DATASET CONTENT:

>> START

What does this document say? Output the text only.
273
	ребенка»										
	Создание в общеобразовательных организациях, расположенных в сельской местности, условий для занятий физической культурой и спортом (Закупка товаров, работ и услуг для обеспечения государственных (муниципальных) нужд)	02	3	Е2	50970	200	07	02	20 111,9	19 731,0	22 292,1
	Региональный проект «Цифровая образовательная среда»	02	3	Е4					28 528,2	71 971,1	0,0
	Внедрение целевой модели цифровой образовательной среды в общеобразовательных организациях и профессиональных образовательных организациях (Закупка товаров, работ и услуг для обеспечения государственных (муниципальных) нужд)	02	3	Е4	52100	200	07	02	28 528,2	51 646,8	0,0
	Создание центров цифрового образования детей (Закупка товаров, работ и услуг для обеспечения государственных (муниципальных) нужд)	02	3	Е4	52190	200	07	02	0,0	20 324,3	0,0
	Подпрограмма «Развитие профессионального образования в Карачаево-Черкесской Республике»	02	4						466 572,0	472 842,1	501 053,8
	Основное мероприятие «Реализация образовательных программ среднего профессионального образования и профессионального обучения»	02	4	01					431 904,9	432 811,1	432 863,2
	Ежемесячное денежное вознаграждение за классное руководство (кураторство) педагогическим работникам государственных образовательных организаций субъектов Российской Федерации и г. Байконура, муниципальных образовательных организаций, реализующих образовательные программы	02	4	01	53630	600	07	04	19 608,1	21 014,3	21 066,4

>> END

REQUIREMENT: Make an exact copy of the records.

FINAL ANSWER:
What does this document say? Output the text only.
273
	ребенка»										
	Создание в общеобразовательных организациях, расположенных в сельской местности, условий для занятий физической культурой и спортом (Закупка товаров, работ и услуг для обеспечения государственных (муниципальных) нужд)	02	3	Е2	50970	200	07	02	20 111,9	19 731,0	22 292,1
	Региональный проект «Цифровая образовательная среда»	02	3	Е4					28 528,2	71 971,1	0,0
	Внедрение целевой модели цифровой образовательной среды в общеобразовательных организациях и профессиональных образовательных организациях (Закупка товаров, работ и услуг для обеспечения государственных (муниципальных) нужд)	02	3	Е4	52100	200	07	02	28 528,2	51 646,8	0,0
	Создание центров цифрового образования детей (Закупка товаров, работ и услуг для обеспечения государственных (муниципальных) нужд)	02	3	Е4	52190	200	07	02	0,0	20 324,3	0,0
	Подпрограмма «Развитие профессионального образования в Карачаево-Черкесской Республике»	02	4						466 572,0	472 842,1	501 053,8
	Основное мероприятие «Реализация образовательных программ среднего профессионального образования и профессионального обучения»	02	4	01					431 904,9	432 811,1	432 863,2
	Ежемесячное денежное вознаграждение за классное руководство (кураторство) педагогическим работникам государственных образовательных организаций субъектов Российской Федерации и г. Байконура, муниципальных образовательных организаций, реализующих образовательные программы	02	4	01	53630	600	07	04	19 608,1	21 014,3	21 066,4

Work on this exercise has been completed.